- _RECORDS SHOWN_:
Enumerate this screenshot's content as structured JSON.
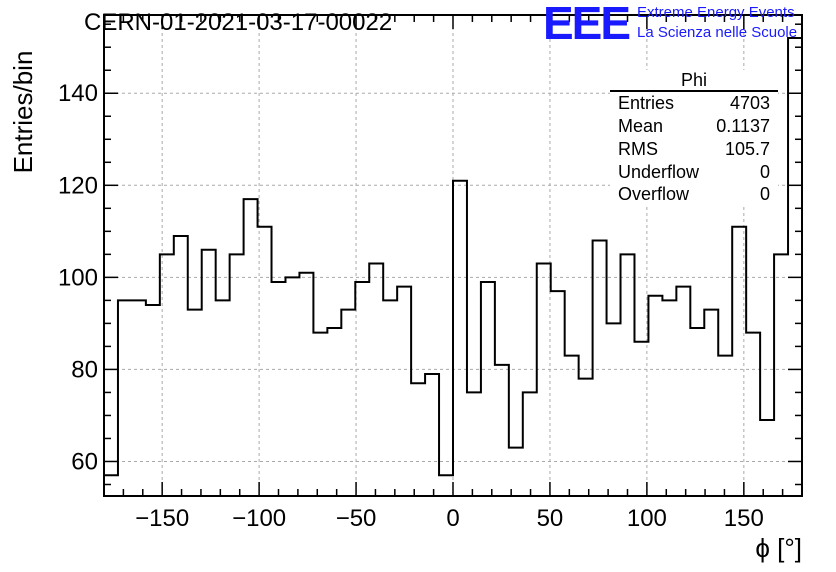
{
  "header": {
    "run_title": "CERN-01-2021-03-17-00022",
    "logo_text": "EEE",
    "logo_line1": "Extreme Energy Events",
    "logo_line2": "La Scienza nelle Scuole",
    "brand_color": "#1a1aff"
  },
  "stats": {
    "title": "Phi",
    "rows": [
      {
        "key": "Entries",
        "value": "4703"
      },
      {
        "key": "Mean",
        "value": "0.1137"
      },
      {
        "key": "RMS",
        "value": "105.7"
      },
      {
        "key": "Underflow",
        "value": "0"
      },
      {
        "key": "Overflow",
        "value": "0"
      }
    ]
  },
  "chart_data": {
    "type": "histogram",
    "title": "CERN-01-2021-03-17-00022",
    "xlabel": "ϕ [°]",
    "ylabel": "Entries/bin",
    "xlim": [
      -180,
      180
    ],
    "ylim": [
      52.5,
      157
    ],
    "xticks": [
      -150,
      -100,
      -50,
      0,
      50,
      100,
      150
    ],
    "xtick_labels": [
      "−150",
      "−100",
      "−50",
      "0",
      "50",
      "100",
      "150"
    ],
    "yticks": [
      60,
      80,
      100,
      120,
      140
    ],
    "ytick_labels": [
      "60",
      "80",
      "100",
      "120",
      "140"
    ],
    "grid": true,
    "bin_edges_start": -180,
    "bin_width": 7.2,
    "values": [
      57,
      95,
      95,
      94,
      105,
      109,
      93,
      106,
      95,
      105,
      117,
      111,
      99,
      100,
      101,
      88,
      89,
      93,
      99,
      103,
      95,
      98,
      77,
      79,
      57,
      121,
      75,
      99,
      81,
      63,
      75,
      103,
      97,
      83,
      78,
      108,
      90,
      105,
      86,
      96,
      95,
      98,
      89,
      93,
      83,
      111,
      88,
      69,
      105,
      152
    ],
    "line_color": "#000000",
    "grid_color": "#aaaaaa"
  }
}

- _GOAL_:
In your copy, repeat each record exactly and include no pictures.

- _REPLY_:
Enumerate this screenshot's content as structured JSON.
{
  "header": {
    "run_title": "CERN-01-2021-03-17-00022",
    "logo_text": "EEE",
    "logo_line1": "Extreme Energy Events",
    "logo_line2": "La Scienza nelle Scuole",
    "brand_color": "#1a1aff"
  },
  "stats": {
    "title": "Phi",
    "rows": [
      {
        "key": "Entries",
        "value": "4703"
      },
      {
        "key": "Mean",
        "value": "0.1137"
      },
      {
        "key": "RMS",
        "value": "105.7"
      },
      {
        "key": "Underflow",
        "value": "0"
      },
      {
        "key": "Overflow",
        "value": "0"
      }
    ]
  },
  "chart_data": {
    "type": "histogram",
    "title": "CERN-01-2021-03-17-00022",
    "xlabel": "ϕ [°]",
    "ylabel": "Entries/bin",
    "xlim": [
      -180,
      180
    ],
    "ylim": [
      52.5,
      157
    ],
    "xticks": [
      -150,
      -100,
      -50,
      0,
      50,
      100,
      150
    ],
    "xtick_labels": [
      "−150",
      "−100",
      "−50",
      "0",
      "50",
      "100",
      "150"
    ],
    "yticks": [
      60,
      80,
      100,
      120,
      140
    ],
    "ytick_labels": [
      "60",
      "80",
      "100",
      "120",
      "140"
    ],
    "grid": true,
    "bin_edges_start": -180,
    "bin_width": 7.2,
    "values": [
      57,
      95,
      95,
      94,
      105,
      109,
      93,
      106,
      95,
      105,
      117,
      111,
      99,
      100,
      101,
      88,
      89,
      93,
      99,
      103,
      95,
      98,
      77,
      79,
      57,
      121,
      75,
      99,
      81,
      63,
      75,
      103,
      97,
      83,
      78,
      108,
      90,
      105,
      86,
      96,
      95,
      98,
      89,
      93,
      83,
      111,
      88,
      69,
      105,
      152
    ],
    "line_color": "#000000",
    "grid_color": "#aaaaaa"
  }
}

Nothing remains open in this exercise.